(TASK PROMPT)
Render the following material again verbatim, leaving nothing out.

(GIVEN RECORDS)
============================================================

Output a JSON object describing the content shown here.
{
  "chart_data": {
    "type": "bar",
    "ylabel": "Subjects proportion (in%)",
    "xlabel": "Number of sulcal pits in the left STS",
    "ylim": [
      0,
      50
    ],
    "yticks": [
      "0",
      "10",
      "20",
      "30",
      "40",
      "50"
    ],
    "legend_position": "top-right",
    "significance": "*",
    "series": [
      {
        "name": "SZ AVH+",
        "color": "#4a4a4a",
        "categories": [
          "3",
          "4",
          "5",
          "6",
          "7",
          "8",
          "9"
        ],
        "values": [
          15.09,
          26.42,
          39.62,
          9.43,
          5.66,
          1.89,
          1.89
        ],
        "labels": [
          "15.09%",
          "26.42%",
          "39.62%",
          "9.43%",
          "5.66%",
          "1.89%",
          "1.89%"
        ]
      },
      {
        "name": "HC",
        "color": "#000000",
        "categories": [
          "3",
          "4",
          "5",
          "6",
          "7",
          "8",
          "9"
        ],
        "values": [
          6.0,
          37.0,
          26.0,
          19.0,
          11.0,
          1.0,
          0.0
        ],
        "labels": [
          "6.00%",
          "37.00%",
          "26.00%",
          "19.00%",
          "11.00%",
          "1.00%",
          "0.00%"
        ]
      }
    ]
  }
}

============================================================

(RESPONSE FOR THIS EXERCISE)
Output a JSON object describing the content shown here.
{
  "chart_data": {
    "type": "bar",
    "ylabel": "Subjects proportion (in%)",
    "xlabel": "Number of sulcal pits in the left STS",
    "ylim": [
      0,
      50
    ],
    "yticks": [
      "0",
      "10",
      "20",
      "30",
      "40",
      "50"
    ],
    "legend_position": "top-right",
    "significance": "*",
    "series": [
      {
        "name": "SZ AVH+",
        "color": "#4a4a4a",
        "categories": [
          "3",
          "4",
          "5",
          "6",
          "7",
          "8",
          "9"
        ],
        "values": [
          15.09,
          26.42,
          39.62,
          9.43,
          5.66,
          1.89,
          1.89
        ],
        "labels": [
          "15.09%",
          "26.42%",
          "39.62%",
          "9.43%",
          "5.66%",
          "1.89%",
          "1.89%"
        ]
      },
      {
        "name": "HC",
        "color": "#000000",
        "categories": [
          "3",
          "4",
          "5",
          "6",
          "7",
          "8",
          "9"
        ],
        "values": [
          6.0,
          37.0,
          26.0,
          19.0,
          11.0,
          1.0,
          0.0
        ],
        "labels": [
          "6.00%",
          "37.00%",
          "26.00%",
          "19.00%",
          "11.00%",
          "1.00%",
          "0.00%"
        ]
      }
    ]
  }
}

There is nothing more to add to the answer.